• Given problem: Look at the entries below and reproduce them exactly.

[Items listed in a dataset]
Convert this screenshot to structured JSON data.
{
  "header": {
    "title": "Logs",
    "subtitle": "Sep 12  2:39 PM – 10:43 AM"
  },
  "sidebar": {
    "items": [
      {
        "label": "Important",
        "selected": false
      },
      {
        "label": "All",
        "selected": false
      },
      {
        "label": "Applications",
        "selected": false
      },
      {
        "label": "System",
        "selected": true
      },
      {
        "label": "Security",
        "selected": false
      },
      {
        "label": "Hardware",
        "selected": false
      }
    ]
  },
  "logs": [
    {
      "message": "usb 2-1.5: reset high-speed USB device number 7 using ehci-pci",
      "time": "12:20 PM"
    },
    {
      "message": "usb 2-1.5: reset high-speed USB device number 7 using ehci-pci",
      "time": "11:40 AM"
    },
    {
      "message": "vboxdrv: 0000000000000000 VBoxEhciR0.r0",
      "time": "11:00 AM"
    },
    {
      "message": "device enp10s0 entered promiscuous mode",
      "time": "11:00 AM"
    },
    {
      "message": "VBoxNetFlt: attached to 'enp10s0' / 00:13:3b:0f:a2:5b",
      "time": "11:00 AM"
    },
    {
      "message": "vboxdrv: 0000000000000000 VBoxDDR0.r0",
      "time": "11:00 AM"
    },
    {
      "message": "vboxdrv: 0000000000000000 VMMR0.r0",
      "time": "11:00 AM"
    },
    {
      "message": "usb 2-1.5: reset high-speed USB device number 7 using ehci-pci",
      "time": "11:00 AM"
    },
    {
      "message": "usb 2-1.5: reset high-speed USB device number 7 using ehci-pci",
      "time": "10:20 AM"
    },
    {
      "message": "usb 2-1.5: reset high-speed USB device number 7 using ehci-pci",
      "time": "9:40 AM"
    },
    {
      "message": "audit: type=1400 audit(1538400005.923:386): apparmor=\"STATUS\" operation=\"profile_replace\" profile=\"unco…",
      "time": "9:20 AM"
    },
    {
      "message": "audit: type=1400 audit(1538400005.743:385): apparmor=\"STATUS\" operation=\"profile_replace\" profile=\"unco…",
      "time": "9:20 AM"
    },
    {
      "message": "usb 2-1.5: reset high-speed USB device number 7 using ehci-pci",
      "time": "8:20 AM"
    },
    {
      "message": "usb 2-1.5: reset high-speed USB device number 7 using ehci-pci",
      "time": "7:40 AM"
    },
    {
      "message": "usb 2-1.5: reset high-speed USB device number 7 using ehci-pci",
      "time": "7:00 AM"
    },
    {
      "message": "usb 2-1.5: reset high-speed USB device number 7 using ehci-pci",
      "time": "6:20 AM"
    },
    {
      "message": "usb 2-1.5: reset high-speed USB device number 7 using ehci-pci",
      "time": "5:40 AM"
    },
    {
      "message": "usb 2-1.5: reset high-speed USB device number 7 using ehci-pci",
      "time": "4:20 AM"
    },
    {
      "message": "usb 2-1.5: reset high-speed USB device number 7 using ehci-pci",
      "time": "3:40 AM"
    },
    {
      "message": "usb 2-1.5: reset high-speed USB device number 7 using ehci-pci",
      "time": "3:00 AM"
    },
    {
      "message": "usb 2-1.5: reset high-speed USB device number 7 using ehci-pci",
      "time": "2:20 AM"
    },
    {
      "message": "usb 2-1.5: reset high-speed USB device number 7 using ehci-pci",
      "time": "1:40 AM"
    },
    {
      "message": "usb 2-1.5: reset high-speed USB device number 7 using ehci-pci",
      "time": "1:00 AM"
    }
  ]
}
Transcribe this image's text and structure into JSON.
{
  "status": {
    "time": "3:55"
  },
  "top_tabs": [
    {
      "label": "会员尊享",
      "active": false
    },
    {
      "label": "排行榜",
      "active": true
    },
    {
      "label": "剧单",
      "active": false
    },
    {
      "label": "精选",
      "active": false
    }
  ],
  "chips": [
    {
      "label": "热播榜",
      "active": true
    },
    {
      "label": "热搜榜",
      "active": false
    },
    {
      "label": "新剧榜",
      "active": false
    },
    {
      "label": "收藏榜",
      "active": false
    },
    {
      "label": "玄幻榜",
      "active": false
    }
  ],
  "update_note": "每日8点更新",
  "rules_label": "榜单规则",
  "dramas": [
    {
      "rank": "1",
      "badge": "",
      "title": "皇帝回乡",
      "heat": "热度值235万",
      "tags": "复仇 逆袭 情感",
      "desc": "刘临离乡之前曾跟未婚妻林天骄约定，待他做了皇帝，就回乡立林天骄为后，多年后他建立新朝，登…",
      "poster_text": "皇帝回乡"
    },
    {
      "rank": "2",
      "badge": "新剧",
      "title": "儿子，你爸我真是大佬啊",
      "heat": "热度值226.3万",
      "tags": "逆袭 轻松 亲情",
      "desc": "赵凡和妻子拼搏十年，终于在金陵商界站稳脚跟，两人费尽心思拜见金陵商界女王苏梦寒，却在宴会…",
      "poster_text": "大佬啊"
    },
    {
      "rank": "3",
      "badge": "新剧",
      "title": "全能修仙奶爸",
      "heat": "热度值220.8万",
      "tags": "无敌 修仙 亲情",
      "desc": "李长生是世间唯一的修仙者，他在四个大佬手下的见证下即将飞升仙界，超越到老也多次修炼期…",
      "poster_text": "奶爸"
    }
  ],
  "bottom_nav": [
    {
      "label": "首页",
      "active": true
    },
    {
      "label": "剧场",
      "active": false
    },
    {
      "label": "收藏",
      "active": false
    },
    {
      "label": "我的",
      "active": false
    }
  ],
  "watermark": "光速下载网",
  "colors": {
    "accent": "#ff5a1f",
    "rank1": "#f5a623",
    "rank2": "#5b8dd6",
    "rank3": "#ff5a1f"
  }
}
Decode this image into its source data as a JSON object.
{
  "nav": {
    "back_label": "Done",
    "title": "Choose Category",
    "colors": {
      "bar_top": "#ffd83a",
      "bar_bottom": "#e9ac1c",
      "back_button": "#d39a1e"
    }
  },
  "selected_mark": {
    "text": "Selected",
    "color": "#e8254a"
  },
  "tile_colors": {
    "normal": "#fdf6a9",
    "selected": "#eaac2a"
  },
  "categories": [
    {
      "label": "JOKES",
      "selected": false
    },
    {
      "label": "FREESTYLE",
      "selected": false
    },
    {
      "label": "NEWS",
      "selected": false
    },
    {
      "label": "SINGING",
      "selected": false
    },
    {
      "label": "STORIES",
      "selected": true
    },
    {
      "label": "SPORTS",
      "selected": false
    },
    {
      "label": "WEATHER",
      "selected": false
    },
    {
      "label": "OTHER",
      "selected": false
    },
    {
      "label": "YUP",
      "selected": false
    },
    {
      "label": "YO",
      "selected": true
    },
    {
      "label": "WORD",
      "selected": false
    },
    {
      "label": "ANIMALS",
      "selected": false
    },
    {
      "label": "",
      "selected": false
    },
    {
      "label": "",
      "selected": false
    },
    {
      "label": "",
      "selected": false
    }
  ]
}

• Response:
Convert this screenshot to structured JSON data.
{
  "header": {
    "title": "Logs",
    "subtitle": "Sep 12  2:39 PM – 10:43 AM"
  },
  "sidebar": {
    "items": [
      {
        "label": "Important",
        "selected": false
      },
      {
        "label": "All",
        "selected": false
      },
      {
        "label": "Applications",
        "selected": false
      },
      {
        "label": "System",
        "selected": true
      },
      {
        "label": "Security",
        "selected": false
      },
      {
        "label": "Hardware",
        "selected": false
      }
    ]
  },
  "logs": [
    {
      "message": "usb 2-1.5: reset high-speed USB device number 7 using ehci-pci",
      "time": "12:20 PM"
    },
    {
      "message": "usb 2-1.5: reset high-speed USB device number 7 using ehci-pci",
      "time": "11:40 AM"
    },
    {
      "message": "vboxdrv: 0000000000000000 VBoxEhciR0.r0",
      "time": "11:00 AM"
    },
    {
      "message": "device enp10s0 entered promiscuous mode",
      "time": "11:00 AM"
    },
    {
      "message": "VBoxNetFlt: attached to 'enp10s0' / 00:13:3b:0f:a2:5b",
      "time": "11:00 AM"
    },
    {
      "message": "vboxdrv: 0000000000000000 VBoxDDR0.r0",
      "time": "11:00 AM"
    },
    {
      "message": "vboxdrv: 0000000000000000 VMMR0.r0",
      "time": "11:00 AM"
    },
    {
      "message": "usb 2-1.5: reset high-speed USB device number 7 using ehci-pci",
      "time": "11:00 AM"
    },
    {
      "message": "usb 2-1.5: reset high-speed USB device number 7 using ehci-pci",
      "time": "10:20 AM"
    },
    {
      "message": "usb 2-1.5: reset high-speed USB device number 7 using ehci-pci",
      "time": "9:40 AM"
    },
    {
      "message": "audit: type=1400 audit(1538400005.923:386): apparmor=\"STATUS\" operation=\"profile_replace\" profile=\"unco…",
      "time": "9:20 AM"
    },
    {
      "message": "audit: type=1400 audit(1538400005.743:385): apparmor=\"STATUS\" operation=\"profile_replace\" profile=\"unco…",
      "time": "9:20 AM"
    },
    {
      "message": "usb 2-1.5: reset high-speed USB device number 7 using ehci-pci",
      "time": "8:20 AM"
    },
    {
      "message": "usb 2-1.5: reset high-speed USB device number 7 using ehci-pci",
      "time": "7:40 AM"
    },
    {
      "message": "usb 2-1.5: reset high-speed USB device number 7 using ehci-pci",
      "time": "7:00 AM"
    },
    {
      "message": "usb 2-1.5: reset high-speed USB device number 7 using ehci-pci",
      "time": "6:20 AM"
    },
    {
      "message": "usb 2-1.5: reset high-speed USB device number 7 using ehci-pci",
      "time": "5:40 AM"
    },
    {
      "message": "usb 2-1.5: reset high-speed USB device number 7 using ehci-pci",
      "time": "4:20 AM"
    },
    {
      "message": "usb 2-1.5: reset high-speed USB device number 7 using ehci-pci",
      "time": "3:40 AM"
    },
    {
      "message": "usb 2-1.5: reset high-speed USB device number 7 using ehci-pci",
      "time": "3:00 AM"
    },
    {
      "message": "usb 2-1.5: reset high-speed USB device number 7 using ehci-pci",
      "time": "2:20 AM"
    },
    {
      "message": "usb 2-1.5: reset high-speed USB device number 7 using ehci-pci",
      "time": "1:40 AM"
    },
    {
      "message": "usb 2-1.5: reset high-speed USB device number 7 using ehci-pci",
      "time": "1:00 AM"
    }
  ]
}
Transcribe this image's text and structure into JSON.
{
  "status": {
    "time": "3:55"
  },
  "top_tabs": [
    {
      "label": "会员尊享",
      "active": false
    },
    {
      "label": "排行榜",
      "active": true
    },
    {
      "label": "剧单",
      "active": false
    },
    {
      "label": "精选",
      "active": false
    }
  ],
  "chips": [
    {
      "label": "热播榜",
      "active": true
    },
    {
      "label": "热搜榜",
      "active": false
    },
    {
      "label": "新剧榜",
      "active": false
    },
    {
      "label": "收藏榜",
      "active": false
    },
    {
      "label": "玄幻榜",
      "active": false
    }
  ],
  "update_note": "每日8点更新",
  "rules_label": "榜单规则",
  "dramas": [
    {
      "rank": "1",
      "badge": "",
      "title": "皇帝回乡",
      "heat": "热度值235万",
      "tags": "复仇 逆袭 情感",
      "desc": "刘临离乡之前曾跟未婚妻林天骄约定，待他做了皇帝，就回乡立林天骄为后，多年后他建立新朝，登…",
      "poster_text": "皇帝回乡"
    },
    {
      "rank": "2",
      "badge": "新剧",
      "title": "儿子，你爸我真是大佬啊",
      "heat": "热度值226.3万",
      "tags": "逆袭 轻松 亲情",
      "desc": "赵凡和妻子拼搏十年，终于在金陵商界站稳脚跟，两人费尽心思拜见金陵商界女王苏梦寒，却在宴会…",
      "poster_text": "大佬啊"
    },
    {
      "rank": "3",
      "badge": "新剧",
      "title": "全能修仙奶爸",
      "heat": "热度值220.8万",
      "tags": "无敌 修仙 亲情",
      "desc": "李长生是世间唯一的修仙者，他在四个大佬手下的见证下即将飞升仙界，超越到老也多次修炼期…",
      "poster_text": "奶爸"
    }
  ],
  "bottom_nav": [
    {
      "label": "首页",
      "active": true
    },
    {
      "label": "剧场",
      "active": false
    },
    {
      "label": "收藏",
      "active": false
    },
    {
      "label": "我的",
      "active": false
    }
  ],
  "watermark": "光速下载网",
  "colors": {
    "accent": "#ff5a1f",
    "rank1": "#f5a623",
    "rank2": "#5b8dd6",
    "rank3": "#ff5a1f"
  }
}
Decode this image into its source data as a JSON object.
{
  "nav": {
    "back_label": "Done",
    "title": "Choose Category",
    "colors": {
      "bar_top": "#ffd83a",
      "bar_bottom": "#e9ac1c",
      "back_button": "#d39a1e"
    }
  },
  "selected_mark": {
    "text": "Selected",
    "color": "#e8254a"
  },
  "tile_colors": {
    "normal": "#fdf6a9",
    "selected": "#eaac2a"
  },
  "categories": [
    {
      "label": "JOKES",
      "selected": false
    },
    {
      "label": "FREESTYLE",
      "selected": false
    },
    {
      "label": "NEWS",
      "selected": false
    },
    {
      "label": "SINGING",
      "selected": false
    },
    {
      "label": "STORIES",
      "selected": true
    },
    {
      "label": "SPORTS",
      "selected": false
    },
    {
      "label": "WEATHER",
      "selected": false
    },
    {
      "label": "OTHER",
      "selected": false
    },
    {
      "label": "YUP",
      "selected": false
    },
    {
      "label": "YO",
      "selected": true
    },
    {
      "label": "WORD",
      "selected": false
    },
    {
      "label": "ANIMALS",
      "selected": false
    },
    {
      "label": "",
      "selected": false
    },
    {
      "label": "",
      "selected": false
    },
    {
      "label": "",
      "selected": false
    }
  ]
}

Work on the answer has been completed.